_Required work_.
Extract the entries in their exact form.
◇ ◇ ◇
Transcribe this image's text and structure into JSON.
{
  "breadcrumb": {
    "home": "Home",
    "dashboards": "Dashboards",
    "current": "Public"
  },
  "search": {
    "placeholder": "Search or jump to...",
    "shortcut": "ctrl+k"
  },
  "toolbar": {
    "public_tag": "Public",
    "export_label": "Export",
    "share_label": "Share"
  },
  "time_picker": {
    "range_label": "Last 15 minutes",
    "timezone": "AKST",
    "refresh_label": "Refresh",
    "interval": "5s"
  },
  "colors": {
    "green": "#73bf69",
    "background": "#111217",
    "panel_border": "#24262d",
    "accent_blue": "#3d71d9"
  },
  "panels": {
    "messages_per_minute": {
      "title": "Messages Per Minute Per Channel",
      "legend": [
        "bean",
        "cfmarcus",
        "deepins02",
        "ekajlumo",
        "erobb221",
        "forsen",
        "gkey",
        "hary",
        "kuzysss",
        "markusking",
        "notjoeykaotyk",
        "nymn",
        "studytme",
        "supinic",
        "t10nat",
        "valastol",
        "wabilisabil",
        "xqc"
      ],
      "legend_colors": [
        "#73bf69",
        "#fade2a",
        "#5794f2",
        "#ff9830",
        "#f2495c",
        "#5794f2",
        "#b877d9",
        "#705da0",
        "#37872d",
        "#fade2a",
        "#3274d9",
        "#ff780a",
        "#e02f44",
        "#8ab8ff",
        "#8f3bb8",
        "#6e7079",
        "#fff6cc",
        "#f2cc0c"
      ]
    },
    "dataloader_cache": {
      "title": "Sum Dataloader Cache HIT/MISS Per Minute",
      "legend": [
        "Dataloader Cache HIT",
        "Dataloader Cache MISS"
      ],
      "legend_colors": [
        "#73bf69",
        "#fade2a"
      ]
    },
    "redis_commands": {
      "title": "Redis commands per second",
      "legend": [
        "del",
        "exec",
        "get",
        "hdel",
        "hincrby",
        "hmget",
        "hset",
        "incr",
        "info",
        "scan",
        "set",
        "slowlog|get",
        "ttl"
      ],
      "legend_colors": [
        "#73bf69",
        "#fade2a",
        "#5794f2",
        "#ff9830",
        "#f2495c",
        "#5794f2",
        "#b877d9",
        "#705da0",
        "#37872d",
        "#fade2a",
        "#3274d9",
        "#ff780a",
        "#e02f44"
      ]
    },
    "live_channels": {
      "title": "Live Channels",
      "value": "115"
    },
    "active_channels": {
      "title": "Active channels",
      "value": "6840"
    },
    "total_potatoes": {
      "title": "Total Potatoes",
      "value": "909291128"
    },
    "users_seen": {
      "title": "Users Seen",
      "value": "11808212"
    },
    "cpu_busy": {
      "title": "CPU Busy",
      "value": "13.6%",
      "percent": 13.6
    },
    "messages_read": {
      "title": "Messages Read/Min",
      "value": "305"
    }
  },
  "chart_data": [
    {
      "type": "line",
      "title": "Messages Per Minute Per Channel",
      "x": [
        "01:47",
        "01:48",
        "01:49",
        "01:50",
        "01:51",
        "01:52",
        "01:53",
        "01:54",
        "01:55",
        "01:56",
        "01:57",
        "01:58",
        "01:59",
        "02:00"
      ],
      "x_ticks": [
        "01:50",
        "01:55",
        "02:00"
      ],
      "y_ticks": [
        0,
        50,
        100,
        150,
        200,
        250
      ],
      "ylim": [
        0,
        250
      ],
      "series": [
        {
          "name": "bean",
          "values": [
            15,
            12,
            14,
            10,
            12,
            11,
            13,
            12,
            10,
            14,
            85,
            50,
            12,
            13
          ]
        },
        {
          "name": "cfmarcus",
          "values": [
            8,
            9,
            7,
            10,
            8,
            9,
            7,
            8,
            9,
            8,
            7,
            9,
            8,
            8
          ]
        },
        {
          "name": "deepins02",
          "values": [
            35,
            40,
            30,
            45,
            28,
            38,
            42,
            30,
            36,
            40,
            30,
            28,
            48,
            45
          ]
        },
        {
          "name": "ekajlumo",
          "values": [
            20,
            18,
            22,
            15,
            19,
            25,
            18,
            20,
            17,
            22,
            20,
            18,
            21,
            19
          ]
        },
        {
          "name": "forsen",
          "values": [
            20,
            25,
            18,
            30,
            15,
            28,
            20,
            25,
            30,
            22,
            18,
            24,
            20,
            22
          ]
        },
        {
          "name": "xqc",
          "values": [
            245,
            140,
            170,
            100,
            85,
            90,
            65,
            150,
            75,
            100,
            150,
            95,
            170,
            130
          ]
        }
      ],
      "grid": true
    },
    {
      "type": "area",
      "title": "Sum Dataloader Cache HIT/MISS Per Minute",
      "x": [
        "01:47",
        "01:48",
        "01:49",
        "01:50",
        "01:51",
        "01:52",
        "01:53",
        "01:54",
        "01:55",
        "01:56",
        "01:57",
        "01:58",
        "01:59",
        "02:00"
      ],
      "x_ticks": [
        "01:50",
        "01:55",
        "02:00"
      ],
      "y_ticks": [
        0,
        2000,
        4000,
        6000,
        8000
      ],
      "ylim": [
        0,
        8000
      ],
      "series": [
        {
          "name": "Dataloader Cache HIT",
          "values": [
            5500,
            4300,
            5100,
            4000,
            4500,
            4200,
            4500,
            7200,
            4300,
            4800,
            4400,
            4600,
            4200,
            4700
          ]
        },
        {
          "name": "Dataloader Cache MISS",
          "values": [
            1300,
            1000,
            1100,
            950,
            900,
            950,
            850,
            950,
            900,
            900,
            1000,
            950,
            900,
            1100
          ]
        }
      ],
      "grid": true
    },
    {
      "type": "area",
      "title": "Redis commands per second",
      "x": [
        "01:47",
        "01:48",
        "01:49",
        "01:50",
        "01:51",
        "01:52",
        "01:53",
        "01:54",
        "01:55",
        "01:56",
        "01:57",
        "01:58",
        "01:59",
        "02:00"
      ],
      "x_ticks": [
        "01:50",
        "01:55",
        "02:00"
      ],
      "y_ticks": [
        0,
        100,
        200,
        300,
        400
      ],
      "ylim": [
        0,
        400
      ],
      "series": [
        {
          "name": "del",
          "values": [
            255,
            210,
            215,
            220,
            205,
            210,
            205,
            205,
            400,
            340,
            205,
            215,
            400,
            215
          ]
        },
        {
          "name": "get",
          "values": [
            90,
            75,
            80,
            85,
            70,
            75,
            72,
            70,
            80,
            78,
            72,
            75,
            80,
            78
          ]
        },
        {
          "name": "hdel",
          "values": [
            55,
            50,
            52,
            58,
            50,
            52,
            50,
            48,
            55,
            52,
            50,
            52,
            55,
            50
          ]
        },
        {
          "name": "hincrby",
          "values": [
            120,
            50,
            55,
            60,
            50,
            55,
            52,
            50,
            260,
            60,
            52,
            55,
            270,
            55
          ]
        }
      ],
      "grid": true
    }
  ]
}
◇ ◇ ◇
_Reply_.
Transcribe this image's text and structure into JSON.
{
  "breadcrumb": {
    "home": "Home",
    "dashboards": "Dashboards",
    "current": "Public"
  },
  "search": {
    "placeholder": "Search or jump to...",
    "shortcut": "ctrl+k"
  },
  "toolbar": {
    "public_tag": "Public",
    "export_label": "Export",
    "share_label": "Share"
  },
  "time_picker": {
    "range_label": "Last 15 minutes",
    "timezone": "AKST",
    "refresh_label": "Refresh",
    "interval": "5s"
  },
  "colors": {
    "green": "#73bf69",
    "background": "#111217",
    "panel_border": "#24262d",
    "accent_blue": "#3d71d9"
  },
  "panels": {
    "messages_per_minute": {
      "title": "Messages Per Minute Per Channel",
      "legend": [
        "bean",
        "cfmarcus",
        "deepins02",
        "ekajlumo",
        "erobb221",
        "forsen",
        "gkey",
        "hary",
        "kuzysss",
        "markusking",
        "notjoeykaotyk",
        "nymn",
        "studytme",
        "supinic",
        "t10nat",
        "valastol",
        "wabilisabil",
        "xqc"
      ],
      "legend_colors": [
        "#73bf69",
        "#fade2a",
        "#5794f2",
        "#ff9830",
        "#f2495c",
        "#5794f2",
        "#b877d9",
        "#705da0",
        "#37872d",
        "#fade2a",
        "#3274d9",
        "#ff780a",
        "#e02f44",
        "#8ab8ff",
        "#8f3bb8",
        "#6e7079",
        "#fff6cc",
        "#f2cc0c"
      ]
    },
    "dataloader_cache": {
      "title": "Sum Dataloader Cache HIT/MISS Per Minute",
      "legend": [
        "Dataloader Cache HIT",
        "Dataloader Cache MISS"
      ],
      "legend_colors": [
        "#73bf69",
        "#fade2a"
      ]
    },
    "redis_commands": {
      "title": "Redis commands per second",
      "legend": [
        "del",
        "exec",
        "get",
        "hdel",
        "hincrby",
        "hmget",
        "hset",
        "incr",
        "info",
        "scan",
        "set",
        "slowlog|get",
        "ttl"
      ],
      "legend_colors": [
        "#73bf69",
        "#fade2a",
        "#5794f2",
        "#ff9830",
        "#f2495c",
        "#5794f2",
        "#b877d9",
        "#705da0",
        "#37872d",
        "#fade2a",
        "#3274d9",
        "#ff780a",
        "#e02f44"
      ]
    },
    "live_channels": {
      "title": "Live Channels",
      "value": "115"
    },
    "active_channels": {
      "title": "Active channels",
      "value": "6840"
    },
    "total_potatoes": {
      "title": "Total Potatoes",
      "value": "909291128"
    },
    "users_seen": {
      "title": "Users Seen",
      "value": "11808212"
    },
    "cpu_busy": {
      "title": "CPU Busy",
      "value": "13.6%",
      "percent": 13.6
    },
    "messages_read": {
      "title": "Messages Read/Min",
      "value": "305"
    }
  },
  "chart_data": [
    {
      "type": "line",
      "title": "Messages Per Minute Per Channel",
      "x": [
        "01:47",
        "01:48",
        "01:49",
        "01:50",
        "01:51",
        "01:52",
        "01:53",
        "01:54",
        "01:55",
        "01:56",
        "01:57",
        "01:58",
        "01:59",
        "02:00"
      ],
      "x_ticks": [
        "01:50",
        "01:55",
        "02:00"
      ],
      "y_ticks": [
        0,
        50,
        100,
        150,
        200,
        250
      ],
      "ylim": [
        0,
        250
      ],
      "series": [
        {
          "name": "bean",
          "values": [
            15,
            12,
            14,
            10,
            12,
            11,
            13,
            12,
            10,
            14,
            85,
            50,
            12,
            13
          ]
        },
        {
          "name": "cfmarcus",
          "values": [
            8,
            9,
            7,
            10,
            8,
            9,
            7,
            8,
            9,
            8,
            7,
            9,
            8,
            8
          ]
        },
        {
          "name": "deepins02",
          "values": [
            35,
            40,
            30,
            45,
            28,
            38,
            42,
            30,
            36,
            40,
            30,
            28,
            48,
            45
          ]
        },
        {
          "name": "ekajlumo",
          "values": [
            20,
            18,
            22,
            15,
            19,
            25,
            18,
            20,
            17,
            22,
            20,
            18,
            21,
            19
          ]
        },
        {
          "name": "forsen",
          "values": [
            20,
            25,
            18,
            30,
            15,
            28,
            20,
            25,
            30,
            22,
            18,
            24,
            20,
            22
          ]
        },
        {
          "name": "xqc",
          "values": [
            245,
            140,
            170,
            100,
            85,
            90,
            65,
            150,
            75,
            100,
            150,
            95,
            170,
            130
          ]
        }
      ],
      "grid": true
    },
    {
      "type": "area",
      "title": "Sum Dataloader Cache HIT/MISS Per Minute",
      "x": [
        "01:47",
        "01:48",
        "01:49",
        "01:50",
        "01:51",
        "01:52",
        "01:53",
        "01:54",
        "01:55",
        "01:56",
        "01:57",
        "01:58",
        "01:59",
        "02:00"
      ],
      "x_ticks": [
        "01:50",
        "01:55",
        "02:00"
      ],
      "y_ticks": [
        0,
        2000,
        4000,
        6000,
        8000
      ],
      "ylim": [
        0,
        8000
      ],
      "series": [
        {
          "name": "Dataloader Cache HIT",
          "values": [
            5500,
            4300,
            5100,
            4000,
            4500,
            4200,
            4500,
            7200,
            4300,
            4800,
            4400,
            4600,
            4200,
            4700
          ]
        },
        {
          "name": "Dataloader Cache MISS",
          "values": [
            1300,
            1000,
            1100,
            950,
            900,
            950,
            850,
            950,
            900,
            900,
            1000,
            950,
            900,
            1100
          ]
        }
      ],
      "grid": true
    },
    {
      "type": "area",
      "title": "Redis commands per second",
      "x": [
        "01:47",
        "01:48",
        "01:49",
        "01:50",
        "01:51",
        "01:52",
        "01:53",
        "01:54",
        "01:55",
        "01:56",
        "01:57",
        "01:58",
        "01:59",
        "02:00"
      ],
      "x_ticks": [
        "01:50",
        "01:55",
        "02:00"
      ],
      "y_ticks": [
        0,
        100,
        200,
        300,
        400
      ],
      "ylim": [
        0,
        400
      ],
      "series": [
        {
          "name": "del",
          "values": [
            255,
            210,
            215,
            220,
            205,
            210,
            205,
            205,
            400,
            340,
            205,
            215,
            400,
            215
          ]
        },
        {
          "name": "get",
          "values": [
            90,
            75,
            80,
            85,
            70,
            75,
            72,
            70,
            80,
            78,
            72,
            75,
            80,
            78
          ]
        },
        {
          "name": "hdel",
          "values": [
            55,
            50,
            52,
            58,
            50,
            52,
            50,
            48,
            55,
            52,
            50,
            52,
            55,
            50
          ]
        },
        {
          "name": "hincrby",
          "values": [
            120,
            50,
            55,
            60,
            50,
            55,
            52,
            50,
            260,
            60,
            52,
            55,
            270,
            55
          ]
        }
      ],
      "grid": true
    }
  ]
}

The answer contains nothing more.